WHAT IS REQUIRED: In the lines below, swap every "Bare Nb" for "Uncoated Nb" and leave everything else unchanged.

PROVIDED MATERIAL:

☆ ☆ ☆ ☆ ☆

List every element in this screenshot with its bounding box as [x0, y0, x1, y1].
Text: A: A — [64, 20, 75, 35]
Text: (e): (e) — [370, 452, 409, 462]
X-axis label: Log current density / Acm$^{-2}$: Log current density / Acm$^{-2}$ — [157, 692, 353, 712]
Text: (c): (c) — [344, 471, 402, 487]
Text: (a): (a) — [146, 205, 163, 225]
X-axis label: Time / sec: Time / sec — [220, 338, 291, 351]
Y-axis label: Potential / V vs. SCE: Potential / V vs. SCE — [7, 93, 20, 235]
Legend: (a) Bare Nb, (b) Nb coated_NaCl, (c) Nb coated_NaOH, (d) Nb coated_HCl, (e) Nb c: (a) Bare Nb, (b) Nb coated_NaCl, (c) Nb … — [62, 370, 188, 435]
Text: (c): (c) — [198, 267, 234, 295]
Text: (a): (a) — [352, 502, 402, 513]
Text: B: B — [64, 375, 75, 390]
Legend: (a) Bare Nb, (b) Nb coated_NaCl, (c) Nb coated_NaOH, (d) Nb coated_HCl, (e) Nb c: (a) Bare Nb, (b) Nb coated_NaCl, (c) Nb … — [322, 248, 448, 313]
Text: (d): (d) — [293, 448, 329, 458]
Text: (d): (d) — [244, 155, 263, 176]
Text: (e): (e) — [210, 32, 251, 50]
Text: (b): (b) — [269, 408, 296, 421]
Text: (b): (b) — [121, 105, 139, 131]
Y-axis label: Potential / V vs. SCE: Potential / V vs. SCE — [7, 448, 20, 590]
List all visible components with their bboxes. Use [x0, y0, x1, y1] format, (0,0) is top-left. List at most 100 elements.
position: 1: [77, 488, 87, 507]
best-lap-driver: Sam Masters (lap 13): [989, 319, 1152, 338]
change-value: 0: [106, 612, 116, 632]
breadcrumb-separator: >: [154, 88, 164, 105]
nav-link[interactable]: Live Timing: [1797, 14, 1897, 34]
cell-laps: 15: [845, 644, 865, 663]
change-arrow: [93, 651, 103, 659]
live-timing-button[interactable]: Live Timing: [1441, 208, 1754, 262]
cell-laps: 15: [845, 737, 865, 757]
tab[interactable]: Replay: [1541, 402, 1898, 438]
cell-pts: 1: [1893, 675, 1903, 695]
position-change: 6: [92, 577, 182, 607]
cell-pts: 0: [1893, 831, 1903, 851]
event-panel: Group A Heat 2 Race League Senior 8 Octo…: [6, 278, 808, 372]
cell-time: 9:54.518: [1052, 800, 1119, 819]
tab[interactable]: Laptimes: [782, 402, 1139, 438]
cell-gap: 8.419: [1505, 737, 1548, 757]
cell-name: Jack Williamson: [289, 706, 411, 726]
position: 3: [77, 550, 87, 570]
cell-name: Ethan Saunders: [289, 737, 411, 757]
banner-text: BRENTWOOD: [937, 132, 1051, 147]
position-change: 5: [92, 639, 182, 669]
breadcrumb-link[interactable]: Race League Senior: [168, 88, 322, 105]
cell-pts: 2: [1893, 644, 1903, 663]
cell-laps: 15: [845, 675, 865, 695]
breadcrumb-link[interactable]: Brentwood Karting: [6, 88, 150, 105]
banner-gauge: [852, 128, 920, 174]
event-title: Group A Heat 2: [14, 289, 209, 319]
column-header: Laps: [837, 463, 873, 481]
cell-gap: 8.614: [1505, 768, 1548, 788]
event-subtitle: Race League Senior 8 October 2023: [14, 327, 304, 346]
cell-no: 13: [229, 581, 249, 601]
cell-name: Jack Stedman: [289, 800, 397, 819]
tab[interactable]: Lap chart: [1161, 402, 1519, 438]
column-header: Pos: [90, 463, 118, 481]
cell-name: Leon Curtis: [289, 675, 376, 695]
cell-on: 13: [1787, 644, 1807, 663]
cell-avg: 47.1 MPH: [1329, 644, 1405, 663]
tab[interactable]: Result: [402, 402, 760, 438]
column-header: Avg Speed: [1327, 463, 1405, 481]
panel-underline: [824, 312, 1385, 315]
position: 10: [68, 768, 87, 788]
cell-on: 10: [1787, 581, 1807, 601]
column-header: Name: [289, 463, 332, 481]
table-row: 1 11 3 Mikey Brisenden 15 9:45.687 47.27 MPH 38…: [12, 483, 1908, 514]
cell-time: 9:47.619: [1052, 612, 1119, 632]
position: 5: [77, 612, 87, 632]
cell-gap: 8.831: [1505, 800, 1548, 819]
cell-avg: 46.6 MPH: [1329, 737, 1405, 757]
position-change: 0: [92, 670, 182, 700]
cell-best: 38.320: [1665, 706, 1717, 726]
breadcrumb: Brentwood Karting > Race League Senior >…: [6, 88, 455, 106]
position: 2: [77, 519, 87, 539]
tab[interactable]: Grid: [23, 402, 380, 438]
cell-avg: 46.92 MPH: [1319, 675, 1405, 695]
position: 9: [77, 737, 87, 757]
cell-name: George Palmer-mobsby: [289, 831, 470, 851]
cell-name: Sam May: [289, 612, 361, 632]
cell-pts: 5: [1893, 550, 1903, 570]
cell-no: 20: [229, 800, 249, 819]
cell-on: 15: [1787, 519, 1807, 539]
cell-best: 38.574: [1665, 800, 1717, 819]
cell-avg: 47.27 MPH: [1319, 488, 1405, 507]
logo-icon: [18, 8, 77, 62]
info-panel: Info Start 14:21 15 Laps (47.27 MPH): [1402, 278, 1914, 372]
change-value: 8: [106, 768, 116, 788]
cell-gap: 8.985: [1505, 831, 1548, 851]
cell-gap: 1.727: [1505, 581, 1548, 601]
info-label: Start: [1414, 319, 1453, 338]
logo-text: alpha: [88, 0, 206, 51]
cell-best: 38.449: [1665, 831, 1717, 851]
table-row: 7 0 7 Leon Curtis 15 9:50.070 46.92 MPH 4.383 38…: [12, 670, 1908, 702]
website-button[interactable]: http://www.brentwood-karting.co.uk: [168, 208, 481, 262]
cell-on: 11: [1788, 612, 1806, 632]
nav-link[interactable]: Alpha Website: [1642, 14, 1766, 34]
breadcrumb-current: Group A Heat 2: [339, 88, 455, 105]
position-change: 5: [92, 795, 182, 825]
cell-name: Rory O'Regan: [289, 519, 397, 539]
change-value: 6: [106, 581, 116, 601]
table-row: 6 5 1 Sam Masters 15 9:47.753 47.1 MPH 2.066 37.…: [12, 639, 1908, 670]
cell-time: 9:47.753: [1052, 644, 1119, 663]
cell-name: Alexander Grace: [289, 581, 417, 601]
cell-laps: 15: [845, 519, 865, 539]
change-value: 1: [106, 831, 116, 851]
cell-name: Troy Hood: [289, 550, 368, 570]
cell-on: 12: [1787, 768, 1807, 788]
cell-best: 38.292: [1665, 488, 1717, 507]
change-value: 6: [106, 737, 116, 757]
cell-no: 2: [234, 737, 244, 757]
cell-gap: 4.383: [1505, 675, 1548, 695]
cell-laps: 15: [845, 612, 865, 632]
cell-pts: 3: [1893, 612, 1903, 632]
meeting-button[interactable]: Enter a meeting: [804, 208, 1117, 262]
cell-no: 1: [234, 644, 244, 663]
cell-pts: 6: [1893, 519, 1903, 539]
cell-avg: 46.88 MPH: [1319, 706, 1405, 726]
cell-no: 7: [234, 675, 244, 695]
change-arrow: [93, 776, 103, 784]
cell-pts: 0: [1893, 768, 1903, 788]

☆ ☆ ☆ ☆ ☆

WRITTEN ANSWER:
List every element in this screenshot with its bounding box as [x0, y0, x1, y1].
Text: A: A — [64, 20, 75, 35]
Text: (e): (e) — [370, 452, 409, 462]
X-axis label: Log current density / Acm$^{-2}$: Log current density / Acm$^{-2}$ — [157, 692, 353, 712]
Text: (c): (c) — [344, 471, 402, 487]
Text: (a): (a) — [146, 205, 163, 225]
X-axis label: Time / sec: Time / sec — [220, 338, 291, 351]
Y-axis label: Potential / V vs. SCE: Potential / V vs. SCE — [7, 93, 20, 235]
Legend: (a) Uncoated Nb, (b) Nb coated_NaCl, (c) Nb coated_NaOH, (d) Nb coated_HCl, (e) Nb c: (a) Uncoated Nb, (b) Nb coated_NaCl, (c) Nb … — [62, 370, 188, 435]
Text: (c): (c) — [198, 267, 234, 295]
Text: (a): (a) — [352, 502, 402, 513]
Text: B: B — [64, 375, 75, 390]
Legend: (a) Uncoated Nb, (b) Nb coated_NaCl, (c) Nb coated_NaOH, (d) Nb coated_HCl, (e) Nb c: (a) Uncoated Nb, (b) Nb coated_NaCl, (c) Nb … — [322, 248, 448, 313]
Text: (d): (d) — [293, 448, 329, 458]
Text: (d): (d) — [244, 155, 263, 176]
Text: (e): (e) — [210, 32, 251, 50]
Text: (b): (b) — [269, 408, 296, 421]
Text: (b): (b) — [121, 105, 139, 131]
Y-axis label: Potential / V vs. SCE: Potential / V vs. SCE — [7, 448, 20, 590]
List all visible components with their bboxes. Use [x0, y0, x1, y1] format, (0,0) is top-left. List at most 100 elements.
position: 1: [77, 488, 87, 507]
best-lap-driver: Sam Masters (lap 13): [989, 319, 1152, 338]
change-value: 0: [106, 612, 116, 632]
breadcrumb-separator: >: [154, 88, 164, 105]
nav-link[interactable]: Live Timing: [1797, 14, 1897, 34]
cell-laps: 15: [845, 644, 865, 663]
change-arrow: [93, 651, 103, 659]
live-timing-button[interactable]: Live Timing: [1441, 208, 1754, 262]
cell-laps: 15: [845, 737, 865, 757]
tab[interactable]: Replay: [1541, 402, 1898, 438]
cell-pts: 1: [1893, 675, 1903, 695]
position-change: 6: [92, 577, 182, 607]
cell-pts: 0: [1893, 831, 1903, 851]
event-panel: Group A Heat 2 Race League Senior 8 Octo…: [6, 278, 808, 372]
cell-time: 9:54.518: [1052, 800, 1119, 819]
tab[interactable]: Laptimes: [782, 402, 1139, 438]
cell-gap: 8.419: [1505, 737, 1548, 757]
cell-name: Jack Williamson: [289, 706, 411, 726]
position: 3: [77, 550, 87, 570]
cell-name: Ethan Saunders: [289, 737, 411, 757]
banner-text: BRENTWOOD: [937, 132, 1051, 147]
position-change: 5: [92, 639, 182, 669]
breadcrumb-link[interactable]: Race League Senior: [168, 88, 322, 105]
cell-pts: 2: [1893, 644, 1903, 663]
cell-laps: 15: [845, 675, 865, 695]
breadcrumb-link[interactable]: Brentwood Karting: [6, 88, 150, 105]
banner-gauge: [852, 128, 920, 174]
event-title: Group A Heat 2: [14, 289, 209, 319]
column-header: Laps: [837, 463, 873, 481]
cell-gap: 8.614: [1505, 768, 1548, 788]
event-subtitle: Race League Senior 8 October 2023: [14, 327, 304, 346]
cell-no: 13: [229, 581, 249, 601]
cell-name: Jack Stedman: [289, 800, 397, 819]
tab[interactable]: Lap chart: [1161, 402, 1519, 438]
column-header: Pos: [90, 463, 118, 481]
cell-name: Leon Curtis: [289, 675, 376, 695]
cell-on: 13: [1787, 644, 1807, 663]
cell-avg: 47.1 MPH: [1329, 644, 1405, 663]
tab[interactable]: Result: [402, 402, 760, 438]
column-header: Avg Speed: [1327, 463, 1405, 481]
panel-underline: [824, 312, 1385, 315]
position: 10: [68, 768, 87, 788]
cell-on: 10: [1787, 581, 1807, 601]
column-header: Name: [289, 463, 332, 481]
table-row: 1 11 3 Mikey Brisenden 15 9:45.687 47.27 MPH 38…: [12, 483, 1908, 514]
cell-time: 9:47.619: [1052, 612, 1119, 632]
position: 5: [77, 612, 87, 632]
cell-gap: 8.831: [1505, 800, 1548, 819]
cell-avg: 46.6 MPH: [1329, 737, 1405, 757]
position-change: 0: [92, 670, 182, 700]
cell-best: 38.320: [1665, 706, 1717, 726]
breadcrumb: Brentwood Karting > Race League Senior >…: [6, 88, 455, 106]
position: 2: [77, 519, 87, 539]
tab[interactable]: Grid: [23, 402, 380, 438]
cell-avg: 46.92 MPH: [1319, 675, 1405, 695]
position: 9: [77, 737, 87, 757]
cell-name: George Palmer-mobsby: [289, 831, 470, 851]
cell-name: Sam May: [289, 612, 361, 632]
cell-pts: 5: [1893, 550, 1903, 570]
cell-no: 20: [229, 800, 249, 819]
cell-on: 15: [1787, 519, 1807, 539]
cell-best: 38.574: [1665, 800, 1717, 819]
cell-avg: 47.27 MPH: [1319, 488, 1405, 507]
logo-icon: [18, 8, 77, 62]
info-panel: Info Start 14:21 15 Laps (47.27 MPH): [1402, 278, 1914, 372]
change-value: 8: [106, 768, 116, 788]
cell-gap: 8.985: [1505, 831, 1548, 851]
cell-gap: 1.727: [1505, 581, 1548, 601]
info-label: Start: [1414, 319, 1453, 338]
logo-text: alpha: [88, 0, 206, 51]
cell-best: 38.449: [1665, 831, 1717, 851]
table-row: 7 0 7 Leon Curtis 15 9:50.070 46.92 MPH 4.383 38…: [12, 670, 1908, 702]
website-button[interactable]: http://www.brentwood-karting.co.uk: [168, 208, 481, 262]
cell-on: 11: [1788, 612, 1806, 632]
nav-link[interactable]: Alpha Website: [1642, 14, 1766, 34]
breadcrumb-current: Group A Heat 2: [339, 88, 455, 105]
position-change: 5: [92, 795, 182, 825]
cell-name: Rory O'Regan: [289, 519, 397, 539]
change-value: 6: [106, 581, 116, 601]
table-row: 6 5 1 Sam Masters 15 9:47.753 47.1 MPH 2.066 37.…: [12, 639, 1908, 670]
cell-time: 9:47.753: [1052, 644, 1119, 663]
cell-name: Alexander Grace: [289, 581, 417, 601]
cell-laps: 15: [845, 519, 865, 539]
change-value: 1: [106, 831, 116, 851]
cell-name: Troy Hood: [289, 550, 368, 570]
cell-on: 12: [1787, 768, 1807, 788]
cell-best: 38.292: [1665, 488, 1717, 507]
change-value: 6: [106, 737, 116, 757]
cell-no: 2: [234, 737, 244, 757]
cell-gap: 4.383: [1505, 675, 1548, 695]
cell-laps: 15: [845, 612, 865, 632]
cell-pts: 3: [1893, 612, 1903, 632]
meeting-button[interactable]: Enter a meeting: [804, 208, 1117, 262]
cell-no: 1: [234, 644, 244, 663]
cell-pts: 6: [1893, 519, 1903, 539]
cell-avg: 46.88 MPH: [1319, 706, 1405, 726]
cell-no: 7: [234, 675, 244, 695]
change-arrow: [93, 776, 103, 784]
cell-pts: 0: [1893, 768, 1903, 788]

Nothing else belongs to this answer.